**Text for analysis:**
★ ★ ★ ★ ★ ★ ★
Afterwards I fairly floated.

Now this morning I can feel each of my ribs, expanding in unison.  The sun has broken through the hail storm and my raspberry starts are shooting out chartreuse.  The studio is fairly singing my name.

What are you doing for YOU today?
And tell me,
any one else out there confess to being a sweater?


P.S. I don't often give photo-less posts, but in this case, I though NO pics were the best pics. Yes?  You too?  Well good, we're on the same page.

16 comments:

Jaime/GirlLovesGloss said...

yes ma'am we are on the same page! I am a girly girl through and through - but when it comes to working up a sweat I have some to the conclusion it just ain't pretty!

Allisunny S. said...

Well, my darling woman (who is missed):

I love to sweat.

In yoga, I sweat a pure sweat: cheeks not really even pink, even when the waters are a running down my arms to my hand in downward dog...

In cardio, I sweat red and outrageously to boot.... and then there is peace in the valley, amen!! :)

Isn't it amazing how to activities yield such different perspirations?

xoxoxoxox
A

Anonymous said...

Love to sweat even though I look like a boulbous tomato when I do. My face will go bright shiny red, my hair goes frizzy and I sweat torrents (grossss)...but you feel so good after you do it! Gotta love those lovely endorphins.
Lovin the blog! You are very taented. X

she said...
★ ★ ★ ★ ★ ★ ★
**Activity 1:** Set down the blog post text between "In yoga, I sweat" and "those lovely endorphins.", inclusive, word for word.
**Activity 2:** In the blog post, why did the writer publish it without any photos?

[Items listed in a dataset]
★ ★ ★ ★ ★ ★ ★
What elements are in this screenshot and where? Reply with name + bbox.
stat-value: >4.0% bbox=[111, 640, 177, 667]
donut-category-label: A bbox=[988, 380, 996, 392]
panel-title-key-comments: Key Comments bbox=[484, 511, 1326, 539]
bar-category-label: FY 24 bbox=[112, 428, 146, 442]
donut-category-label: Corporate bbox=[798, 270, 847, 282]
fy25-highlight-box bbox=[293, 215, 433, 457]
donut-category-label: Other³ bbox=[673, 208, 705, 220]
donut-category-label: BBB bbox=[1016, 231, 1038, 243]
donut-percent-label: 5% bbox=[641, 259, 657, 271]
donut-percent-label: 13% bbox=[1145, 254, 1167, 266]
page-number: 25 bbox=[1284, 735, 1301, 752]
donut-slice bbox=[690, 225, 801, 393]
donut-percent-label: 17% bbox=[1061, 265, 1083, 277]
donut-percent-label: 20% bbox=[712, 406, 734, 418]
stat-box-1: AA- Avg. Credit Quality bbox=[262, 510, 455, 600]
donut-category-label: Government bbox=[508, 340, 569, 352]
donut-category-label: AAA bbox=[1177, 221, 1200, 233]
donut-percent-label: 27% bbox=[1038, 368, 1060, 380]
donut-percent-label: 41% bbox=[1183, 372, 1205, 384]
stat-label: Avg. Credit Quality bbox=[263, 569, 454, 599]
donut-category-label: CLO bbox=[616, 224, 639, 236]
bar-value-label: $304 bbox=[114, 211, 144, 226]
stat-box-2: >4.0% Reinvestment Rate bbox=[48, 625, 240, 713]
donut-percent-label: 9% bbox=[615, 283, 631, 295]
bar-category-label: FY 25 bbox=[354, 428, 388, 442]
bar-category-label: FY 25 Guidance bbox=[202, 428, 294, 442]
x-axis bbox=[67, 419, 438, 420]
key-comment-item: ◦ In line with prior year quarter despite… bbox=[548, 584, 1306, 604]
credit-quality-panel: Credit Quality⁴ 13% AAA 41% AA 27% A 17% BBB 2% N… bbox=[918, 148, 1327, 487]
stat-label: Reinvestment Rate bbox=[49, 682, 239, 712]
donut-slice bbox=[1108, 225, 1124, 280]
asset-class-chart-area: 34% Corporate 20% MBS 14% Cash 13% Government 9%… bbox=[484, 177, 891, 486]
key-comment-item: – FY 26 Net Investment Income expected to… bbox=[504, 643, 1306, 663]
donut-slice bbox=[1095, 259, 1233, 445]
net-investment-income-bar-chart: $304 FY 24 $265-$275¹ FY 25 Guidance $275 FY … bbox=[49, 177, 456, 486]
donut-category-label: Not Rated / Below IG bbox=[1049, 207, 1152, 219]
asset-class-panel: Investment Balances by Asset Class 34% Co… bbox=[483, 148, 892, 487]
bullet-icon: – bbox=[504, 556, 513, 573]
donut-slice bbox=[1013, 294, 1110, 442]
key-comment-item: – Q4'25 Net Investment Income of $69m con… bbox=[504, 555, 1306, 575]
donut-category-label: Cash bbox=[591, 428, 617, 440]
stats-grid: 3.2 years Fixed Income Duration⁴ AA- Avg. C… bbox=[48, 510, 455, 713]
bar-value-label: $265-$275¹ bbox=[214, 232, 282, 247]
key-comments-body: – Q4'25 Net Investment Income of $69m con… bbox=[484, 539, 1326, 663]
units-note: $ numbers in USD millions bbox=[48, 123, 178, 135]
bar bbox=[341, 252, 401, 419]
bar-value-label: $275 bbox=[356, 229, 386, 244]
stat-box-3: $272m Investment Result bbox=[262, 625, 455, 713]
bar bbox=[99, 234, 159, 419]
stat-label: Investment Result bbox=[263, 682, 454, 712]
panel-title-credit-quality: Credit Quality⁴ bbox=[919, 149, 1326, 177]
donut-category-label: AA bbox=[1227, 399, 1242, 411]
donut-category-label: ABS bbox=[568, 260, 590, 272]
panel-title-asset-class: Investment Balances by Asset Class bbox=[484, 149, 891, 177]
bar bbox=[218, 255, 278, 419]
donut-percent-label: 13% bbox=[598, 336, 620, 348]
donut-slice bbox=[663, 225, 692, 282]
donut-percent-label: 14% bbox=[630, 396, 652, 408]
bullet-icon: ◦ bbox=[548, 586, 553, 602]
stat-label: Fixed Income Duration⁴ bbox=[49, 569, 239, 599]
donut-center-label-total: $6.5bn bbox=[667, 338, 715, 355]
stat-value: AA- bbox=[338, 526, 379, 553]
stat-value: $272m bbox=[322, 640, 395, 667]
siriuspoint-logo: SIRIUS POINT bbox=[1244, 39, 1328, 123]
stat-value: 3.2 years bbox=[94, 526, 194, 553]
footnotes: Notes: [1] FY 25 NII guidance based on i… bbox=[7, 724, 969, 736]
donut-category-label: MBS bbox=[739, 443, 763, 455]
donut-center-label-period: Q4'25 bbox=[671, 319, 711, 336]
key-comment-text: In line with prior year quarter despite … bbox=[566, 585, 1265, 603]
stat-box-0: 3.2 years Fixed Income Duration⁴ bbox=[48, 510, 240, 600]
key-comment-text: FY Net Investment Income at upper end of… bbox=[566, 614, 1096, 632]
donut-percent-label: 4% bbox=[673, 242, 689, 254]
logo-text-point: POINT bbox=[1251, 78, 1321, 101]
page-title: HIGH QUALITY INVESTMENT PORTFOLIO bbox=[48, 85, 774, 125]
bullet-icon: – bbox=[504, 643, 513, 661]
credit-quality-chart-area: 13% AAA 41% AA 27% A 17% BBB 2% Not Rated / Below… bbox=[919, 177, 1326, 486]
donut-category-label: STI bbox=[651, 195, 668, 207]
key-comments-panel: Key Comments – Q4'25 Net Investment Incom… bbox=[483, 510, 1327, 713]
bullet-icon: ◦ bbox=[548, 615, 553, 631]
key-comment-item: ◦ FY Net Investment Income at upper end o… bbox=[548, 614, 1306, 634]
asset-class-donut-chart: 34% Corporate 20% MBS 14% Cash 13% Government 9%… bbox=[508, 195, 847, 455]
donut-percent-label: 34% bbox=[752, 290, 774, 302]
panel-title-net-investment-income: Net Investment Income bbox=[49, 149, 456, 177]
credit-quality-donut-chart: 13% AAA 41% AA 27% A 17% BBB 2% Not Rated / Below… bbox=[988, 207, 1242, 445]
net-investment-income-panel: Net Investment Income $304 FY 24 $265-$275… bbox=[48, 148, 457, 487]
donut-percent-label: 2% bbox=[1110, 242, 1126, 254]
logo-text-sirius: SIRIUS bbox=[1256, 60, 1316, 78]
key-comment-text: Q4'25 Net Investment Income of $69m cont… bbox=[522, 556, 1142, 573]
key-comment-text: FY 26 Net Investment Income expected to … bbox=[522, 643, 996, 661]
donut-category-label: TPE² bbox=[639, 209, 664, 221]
★ ★ ★ ★ ★ ★ ★
**Task response 1:**
In yoga, I sweat a pure sweat: cheeks not really even pink, even when the waters are a running down my arms to my hand in downward dog...

In cardio, I sweat red and outrageously to boot.... and then there is peace in the valley, amen!! :)

Isn't it amazing how to activities yield such different perspirations?

xoxoxoxox
A

Anonymous said...

Love to sweat even though I look like a boulbous tomato when I do. My face will go bright shiny red, my hair goes frizzy and I sweat torrents (grossss)...but you feel so good after you do it! Gotta love those lovely endorphins.

**Task response 2:** The writer thought no pictures were the best pictures.